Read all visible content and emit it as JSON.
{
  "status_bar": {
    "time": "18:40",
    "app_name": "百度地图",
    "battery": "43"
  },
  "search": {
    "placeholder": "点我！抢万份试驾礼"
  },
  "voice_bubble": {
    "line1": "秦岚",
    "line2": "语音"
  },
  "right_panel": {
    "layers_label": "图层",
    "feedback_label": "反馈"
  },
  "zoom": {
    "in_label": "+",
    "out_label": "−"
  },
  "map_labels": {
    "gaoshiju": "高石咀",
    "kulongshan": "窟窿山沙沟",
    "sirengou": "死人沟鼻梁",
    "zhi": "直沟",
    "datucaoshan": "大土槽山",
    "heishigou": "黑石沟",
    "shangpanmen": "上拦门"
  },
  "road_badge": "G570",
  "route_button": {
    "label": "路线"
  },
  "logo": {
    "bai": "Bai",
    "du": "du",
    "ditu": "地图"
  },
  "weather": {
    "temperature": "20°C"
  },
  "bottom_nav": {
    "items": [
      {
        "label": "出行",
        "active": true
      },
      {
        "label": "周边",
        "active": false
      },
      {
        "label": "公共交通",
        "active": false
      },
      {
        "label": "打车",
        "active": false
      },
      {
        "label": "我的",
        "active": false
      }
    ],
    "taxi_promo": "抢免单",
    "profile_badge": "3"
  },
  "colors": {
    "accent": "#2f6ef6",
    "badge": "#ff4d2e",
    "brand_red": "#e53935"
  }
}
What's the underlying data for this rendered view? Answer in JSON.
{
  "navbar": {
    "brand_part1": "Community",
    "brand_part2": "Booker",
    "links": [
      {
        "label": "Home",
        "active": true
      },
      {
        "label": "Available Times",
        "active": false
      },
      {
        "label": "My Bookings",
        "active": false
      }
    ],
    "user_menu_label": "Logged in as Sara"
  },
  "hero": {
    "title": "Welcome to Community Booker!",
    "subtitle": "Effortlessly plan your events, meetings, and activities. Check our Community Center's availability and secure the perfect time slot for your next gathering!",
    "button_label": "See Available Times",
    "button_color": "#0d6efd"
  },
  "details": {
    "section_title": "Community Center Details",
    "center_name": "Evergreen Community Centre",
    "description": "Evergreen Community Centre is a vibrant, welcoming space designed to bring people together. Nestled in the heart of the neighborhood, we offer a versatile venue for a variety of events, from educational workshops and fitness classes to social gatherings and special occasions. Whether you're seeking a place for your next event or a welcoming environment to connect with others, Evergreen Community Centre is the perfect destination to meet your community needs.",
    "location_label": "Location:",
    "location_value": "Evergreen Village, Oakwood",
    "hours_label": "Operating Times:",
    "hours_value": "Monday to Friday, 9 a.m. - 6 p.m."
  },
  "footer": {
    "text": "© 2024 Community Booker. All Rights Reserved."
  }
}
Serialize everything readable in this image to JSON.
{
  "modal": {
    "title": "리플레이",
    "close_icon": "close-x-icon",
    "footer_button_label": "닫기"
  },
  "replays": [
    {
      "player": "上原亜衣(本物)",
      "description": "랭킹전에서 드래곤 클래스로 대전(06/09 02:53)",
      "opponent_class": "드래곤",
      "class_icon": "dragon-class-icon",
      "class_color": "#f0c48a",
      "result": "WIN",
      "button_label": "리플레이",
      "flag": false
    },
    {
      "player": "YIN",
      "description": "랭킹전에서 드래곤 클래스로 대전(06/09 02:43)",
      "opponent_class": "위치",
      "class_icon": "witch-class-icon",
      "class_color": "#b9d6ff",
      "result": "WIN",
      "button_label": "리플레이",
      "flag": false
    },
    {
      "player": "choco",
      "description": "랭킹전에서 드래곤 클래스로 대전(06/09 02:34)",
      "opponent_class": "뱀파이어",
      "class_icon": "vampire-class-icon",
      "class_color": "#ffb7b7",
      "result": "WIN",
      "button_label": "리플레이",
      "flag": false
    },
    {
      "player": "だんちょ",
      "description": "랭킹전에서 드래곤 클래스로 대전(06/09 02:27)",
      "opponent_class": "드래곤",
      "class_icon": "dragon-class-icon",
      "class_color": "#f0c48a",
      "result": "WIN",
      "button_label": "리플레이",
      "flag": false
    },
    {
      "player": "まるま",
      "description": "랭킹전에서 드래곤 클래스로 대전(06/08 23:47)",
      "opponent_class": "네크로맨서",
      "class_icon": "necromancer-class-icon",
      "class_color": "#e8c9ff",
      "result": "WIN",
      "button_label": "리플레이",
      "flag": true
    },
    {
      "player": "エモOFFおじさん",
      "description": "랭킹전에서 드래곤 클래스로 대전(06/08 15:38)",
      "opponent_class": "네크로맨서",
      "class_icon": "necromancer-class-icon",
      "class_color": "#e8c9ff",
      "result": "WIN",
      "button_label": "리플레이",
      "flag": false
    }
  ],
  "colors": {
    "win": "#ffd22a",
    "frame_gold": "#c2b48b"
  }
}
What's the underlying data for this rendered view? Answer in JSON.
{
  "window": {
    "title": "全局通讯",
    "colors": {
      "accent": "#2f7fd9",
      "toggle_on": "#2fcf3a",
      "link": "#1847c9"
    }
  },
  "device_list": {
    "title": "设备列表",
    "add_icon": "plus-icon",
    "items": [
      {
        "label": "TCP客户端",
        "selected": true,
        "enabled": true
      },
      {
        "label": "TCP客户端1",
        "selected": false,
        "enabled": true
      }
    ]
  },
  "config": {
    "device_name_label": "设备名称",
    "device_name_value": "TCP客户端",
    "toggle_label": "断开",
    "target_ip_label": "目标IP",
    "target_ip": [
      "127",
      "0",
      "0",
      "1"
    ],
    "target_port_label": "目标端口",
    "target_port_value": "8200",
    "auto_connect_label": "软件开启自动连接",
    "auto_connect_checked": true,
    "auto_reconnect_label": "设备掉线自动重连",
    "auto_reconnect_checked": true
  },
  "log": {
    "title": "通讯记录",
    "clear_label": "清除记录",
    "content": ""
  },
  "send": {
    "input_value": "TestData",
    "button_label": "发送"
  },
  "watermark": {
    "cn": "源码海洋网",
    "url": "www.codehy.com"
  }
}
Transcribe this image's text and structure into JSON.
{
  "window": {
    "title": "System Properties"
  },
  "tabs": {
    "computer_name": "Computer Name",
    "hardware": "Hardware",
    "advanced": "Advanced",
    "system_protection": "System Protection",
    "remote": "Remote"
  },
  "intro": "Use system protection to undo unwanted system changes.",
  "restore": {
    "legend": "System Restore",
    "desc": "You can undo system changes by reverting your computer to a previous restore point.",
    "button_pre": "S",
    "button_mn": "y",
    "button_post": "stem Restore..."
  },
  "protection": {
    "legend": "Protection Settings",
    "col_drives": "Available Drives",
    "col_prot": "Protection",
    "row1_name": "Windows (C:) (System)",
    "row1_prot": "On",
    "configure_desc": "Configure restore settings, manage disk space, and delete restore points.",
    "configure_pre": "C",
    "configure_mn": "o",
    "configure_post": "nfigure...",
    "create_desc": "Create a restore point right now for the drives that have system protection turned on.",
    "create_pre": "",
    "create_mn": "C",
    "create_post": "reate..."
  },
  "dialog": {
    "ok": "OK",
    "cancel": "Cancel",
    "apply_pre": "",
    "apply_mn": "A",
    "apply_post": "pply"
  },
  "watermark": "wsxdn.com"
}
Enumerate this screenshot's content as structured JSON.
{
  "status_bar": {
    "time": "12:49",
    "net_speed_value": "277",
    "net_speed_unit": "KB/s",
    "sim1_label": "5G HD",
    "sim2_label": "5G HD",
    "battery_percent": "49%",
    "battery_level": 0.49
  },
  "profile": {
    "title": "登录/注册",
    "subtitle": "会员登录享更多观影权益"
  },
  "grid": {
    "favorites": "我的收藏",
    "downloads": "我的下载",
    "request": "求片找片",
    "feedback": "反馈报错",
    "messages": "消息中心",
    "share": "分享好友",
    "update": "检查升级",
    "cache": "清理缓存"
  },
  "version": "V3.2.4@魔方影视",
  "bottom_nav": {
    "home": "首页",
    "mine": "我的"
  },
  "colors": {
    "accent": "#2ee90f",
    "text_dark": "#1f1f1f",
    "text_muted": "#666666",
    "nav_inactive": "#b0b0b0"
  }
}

[Stated problem]
Above are the records; copy every line in them that holds the word "Times".

[In response]
        "label": "Available Times",
    "button_label": "See Available Times",
    "hours_label": "Operating Times:",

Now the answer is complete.